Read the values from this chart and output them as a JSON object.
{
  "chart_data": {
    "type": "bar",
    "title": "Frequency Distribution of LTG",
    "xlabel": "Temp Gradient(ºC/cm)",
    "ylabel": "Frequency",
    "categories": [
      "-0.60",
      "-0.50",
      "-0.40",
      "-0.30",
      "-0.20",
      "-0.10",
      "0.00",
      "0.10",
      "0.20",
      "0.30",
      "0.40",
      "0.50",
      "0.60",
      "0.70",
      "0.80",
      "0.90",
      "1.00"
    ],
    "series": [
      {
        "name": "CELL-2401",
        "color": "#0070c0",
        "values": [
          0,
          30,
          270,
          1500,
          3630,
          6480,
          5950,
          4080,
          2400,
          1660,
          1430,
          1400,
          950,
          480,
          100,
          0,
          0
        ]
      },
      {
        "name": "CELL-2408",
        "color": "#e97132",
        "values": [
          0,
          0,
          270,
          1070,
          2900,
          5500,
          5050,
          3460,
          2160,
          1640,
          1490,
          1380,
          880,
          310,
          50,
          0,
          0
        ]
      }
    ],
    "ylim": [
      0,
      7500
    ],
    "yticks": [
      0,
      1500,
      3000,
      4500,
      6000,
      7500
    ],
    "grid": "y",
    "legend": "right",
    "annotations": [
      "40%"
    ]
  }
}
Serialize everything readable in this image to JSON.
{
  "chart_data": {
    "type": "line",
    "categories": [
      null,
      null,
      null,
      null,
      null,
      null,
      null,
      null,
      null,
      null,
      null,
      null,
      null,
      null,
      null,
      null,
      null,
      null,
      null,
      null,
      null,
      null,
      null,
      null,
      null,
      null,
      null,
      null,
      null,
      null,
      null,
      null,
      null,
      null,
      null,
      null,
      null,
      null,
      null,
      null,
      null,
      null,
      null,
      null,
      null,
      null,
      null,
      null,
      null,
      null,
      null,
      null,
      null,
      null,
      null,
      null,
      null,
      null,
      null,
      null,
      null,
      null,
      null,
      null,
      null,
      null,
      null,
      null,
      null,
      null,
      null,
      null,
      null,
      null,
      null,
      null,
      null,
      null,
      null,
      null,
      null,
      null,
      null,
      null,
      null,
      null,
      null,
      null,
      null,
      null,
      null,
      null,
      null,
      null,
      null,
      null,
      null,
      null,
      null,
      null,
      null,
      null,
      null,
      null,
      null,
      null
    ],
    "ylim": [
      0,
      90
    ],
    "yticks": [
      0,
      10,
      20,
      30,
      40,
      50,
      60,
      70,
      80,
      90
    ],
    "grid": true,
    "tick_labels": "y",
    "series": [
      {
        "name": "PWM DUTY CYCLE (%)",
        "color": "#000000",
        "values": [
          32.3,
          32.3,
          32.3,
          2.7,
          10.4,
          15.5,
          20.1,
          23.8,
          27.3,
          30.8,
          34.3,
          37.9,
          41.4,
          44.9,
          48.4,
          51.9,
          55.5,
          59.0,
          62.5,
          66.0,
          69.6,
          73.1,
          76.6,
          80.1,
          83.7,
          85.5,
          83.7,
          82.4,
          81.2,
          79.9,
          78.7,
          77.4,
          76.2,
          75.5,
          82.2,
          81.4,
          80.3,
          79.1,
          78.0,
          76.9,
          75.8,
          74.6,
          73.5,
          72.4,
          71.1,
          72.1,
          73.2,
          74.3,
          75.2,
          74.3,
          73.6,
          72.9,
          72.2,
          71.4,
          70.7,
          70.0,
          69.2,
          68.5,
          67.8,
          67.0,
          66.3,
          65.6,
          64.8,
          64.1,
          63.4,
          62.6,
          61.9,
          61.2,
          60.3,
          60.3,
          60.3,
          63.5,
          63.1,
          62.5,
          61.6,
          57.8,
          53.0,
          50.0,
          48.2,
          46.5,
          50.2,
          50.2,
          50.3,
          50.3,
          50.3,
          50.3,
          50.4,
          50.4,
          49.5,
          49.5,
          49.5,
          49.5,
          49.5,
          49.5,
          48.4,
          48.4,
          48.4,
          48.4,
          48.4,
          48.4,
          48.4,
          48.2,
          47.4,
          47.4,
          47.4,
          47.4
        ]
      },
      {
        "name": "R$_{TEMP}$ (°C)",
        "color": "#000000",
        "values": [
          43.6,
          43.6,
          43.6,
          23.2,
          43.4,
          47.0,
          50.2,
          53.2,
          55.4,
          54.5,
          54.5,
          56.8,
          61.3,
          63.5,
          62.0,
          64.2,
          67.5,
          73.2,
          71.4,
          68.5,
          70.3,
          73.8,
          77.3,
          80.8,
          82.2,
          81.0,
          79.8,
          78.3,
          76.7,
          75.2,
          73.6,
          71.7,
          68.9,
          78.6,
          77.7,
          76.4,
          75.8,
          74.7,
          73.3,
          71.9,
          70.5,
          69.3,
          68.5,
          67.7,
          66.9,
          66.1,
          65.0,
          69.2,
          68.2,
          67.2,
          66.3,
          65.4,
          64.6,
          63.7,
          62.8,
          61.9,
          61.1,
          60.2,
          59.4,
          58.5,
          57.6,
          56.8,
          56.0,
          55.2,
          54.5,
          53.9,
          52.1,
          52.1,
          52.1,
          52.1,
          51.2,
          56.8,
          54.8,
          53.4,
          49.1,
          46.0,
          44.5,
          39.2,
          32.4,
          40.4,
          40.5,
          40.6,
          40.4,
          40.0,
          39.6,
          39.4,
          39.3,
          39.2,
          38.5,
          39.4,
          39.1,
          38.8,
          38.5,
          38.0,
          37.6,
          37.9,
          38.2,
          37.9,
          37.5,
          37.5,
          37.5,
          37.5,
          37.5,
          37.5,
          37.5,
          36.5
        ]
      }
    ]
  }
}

> **Given problem**:
Search the entries for the word "this" and gather every line where it appears.

> **In response**:
Read the values from this chart and output them as a JSON object.
Serialize everything readable in this image to JSON.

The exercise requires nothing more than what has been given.